◆ Exercise goal:
Only lines holding the word "image" should be copied from the material.
»»
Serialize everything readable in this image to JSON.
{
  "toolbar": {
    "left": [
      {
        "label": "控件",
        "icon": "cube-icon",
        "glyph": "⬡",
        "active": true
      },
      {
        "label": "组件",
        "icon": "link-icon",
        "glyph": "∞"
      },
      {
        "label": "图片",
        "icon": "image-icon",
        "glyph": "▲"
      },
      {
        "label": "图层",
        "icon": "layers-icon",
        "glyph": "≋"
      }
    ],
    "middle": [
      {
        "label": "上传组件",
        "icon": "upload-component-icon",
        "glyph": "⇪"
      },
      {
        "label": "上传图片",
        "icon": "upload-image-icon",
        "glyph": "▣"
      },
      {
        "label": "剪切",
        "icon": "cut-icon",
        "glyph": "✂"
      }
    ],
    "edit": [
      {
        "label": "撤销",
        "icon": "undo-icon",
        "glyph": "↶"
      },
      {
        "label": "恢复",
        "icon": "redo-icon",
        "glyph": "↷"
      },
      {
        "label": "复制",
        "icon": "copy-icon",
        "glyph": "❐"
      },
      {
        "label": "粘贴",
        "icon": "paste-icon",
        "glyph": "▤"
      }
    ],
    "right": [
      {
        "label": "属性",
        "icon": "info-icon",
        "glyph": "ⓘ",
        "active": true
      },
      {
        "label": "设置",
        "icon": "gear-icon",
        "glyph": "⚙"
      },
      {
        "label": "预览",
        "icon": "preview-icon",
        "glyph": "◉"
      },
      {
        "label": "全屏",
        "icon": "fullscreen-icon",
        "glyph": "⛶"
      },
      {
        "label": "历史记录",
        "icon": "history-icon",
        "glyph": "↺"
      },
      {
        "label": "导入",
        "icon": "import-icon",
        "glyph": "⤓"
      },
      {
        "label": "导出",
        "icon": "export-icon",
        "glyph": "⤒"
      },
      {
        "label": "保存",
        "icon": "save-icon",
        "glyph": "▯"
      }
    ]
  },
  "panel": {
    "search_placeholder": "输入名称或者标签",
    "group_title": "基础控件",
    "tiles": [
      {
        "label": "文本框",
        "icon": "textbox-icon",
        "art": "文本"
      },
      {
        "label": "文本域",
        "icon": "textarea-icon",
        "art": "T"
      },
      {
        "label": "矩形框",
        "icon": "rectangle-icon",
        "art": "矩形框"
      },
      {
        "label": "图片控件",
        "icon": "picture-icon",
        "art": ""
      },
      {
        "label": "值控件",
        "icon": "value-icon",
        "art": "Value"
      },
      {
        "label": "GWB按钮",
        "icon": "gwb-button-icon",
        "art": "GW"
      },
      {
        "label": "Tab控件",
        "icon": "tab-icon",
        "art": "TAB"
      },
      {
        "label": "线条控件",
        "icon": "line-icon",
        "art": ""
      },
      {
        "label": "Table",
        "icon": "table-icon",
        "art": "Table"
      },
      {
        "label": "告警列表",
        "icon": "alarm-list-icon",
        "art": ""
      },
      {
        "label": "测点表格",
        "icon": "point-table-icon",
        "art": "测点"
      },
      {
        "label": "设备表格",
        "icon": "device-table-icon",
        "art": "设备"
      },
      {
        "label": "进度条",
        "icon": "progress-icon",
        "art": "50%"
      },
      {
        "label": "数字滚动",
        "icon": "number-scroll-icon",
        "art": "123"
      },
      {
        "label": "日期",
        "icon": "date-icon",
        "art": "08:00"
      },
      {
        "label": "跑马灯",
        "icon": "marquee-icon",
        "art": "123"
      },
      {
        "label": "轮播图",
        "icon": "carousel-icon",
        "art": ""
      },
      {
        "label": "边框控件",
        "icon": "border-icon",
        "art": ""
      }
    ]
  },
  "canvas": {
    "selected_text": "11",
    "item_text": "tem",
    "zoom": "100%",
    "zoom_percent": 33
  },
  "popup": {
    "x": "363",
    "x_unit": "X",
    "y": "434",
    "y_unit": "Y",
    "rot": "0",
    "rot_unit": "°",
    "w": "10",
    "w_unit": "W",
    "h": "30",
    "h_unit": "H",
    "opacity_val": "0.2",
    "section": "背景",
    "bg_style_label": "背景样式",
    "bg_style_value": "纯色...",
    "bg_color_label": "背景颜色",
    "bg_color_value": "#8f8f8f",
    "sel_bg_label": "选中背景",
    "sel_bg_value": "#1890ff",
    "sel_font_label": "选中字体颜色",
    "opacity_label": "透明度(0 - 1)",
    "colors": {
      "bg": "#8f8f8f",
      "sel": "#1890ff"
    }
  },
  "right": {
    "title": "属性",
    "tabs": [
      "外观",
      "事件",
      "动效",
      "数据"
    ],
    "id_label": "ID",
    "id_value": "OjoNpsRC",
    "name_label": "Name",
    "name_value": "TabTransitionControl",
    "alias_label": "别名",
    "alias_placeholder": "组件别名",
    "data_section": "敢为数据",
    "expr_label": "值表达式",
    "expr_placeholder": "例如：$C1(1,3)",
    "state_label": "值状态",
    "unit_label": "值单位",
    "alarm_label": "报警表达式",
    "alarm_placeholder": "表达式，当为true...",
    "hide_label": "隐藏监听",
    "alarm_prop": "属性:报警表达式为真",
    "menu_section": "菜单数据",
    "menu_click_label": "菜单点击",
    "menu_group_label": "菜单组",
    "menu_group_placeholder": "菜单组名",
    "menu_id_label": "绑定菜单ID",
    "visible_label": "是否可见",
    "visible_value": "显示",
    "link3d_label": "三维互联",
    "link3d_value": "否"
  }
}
««
◆ Exercise answer:
Serialize everything readable in this image to JSON.
        "icon": "image-icon",
        "icon": "upload-image-icon",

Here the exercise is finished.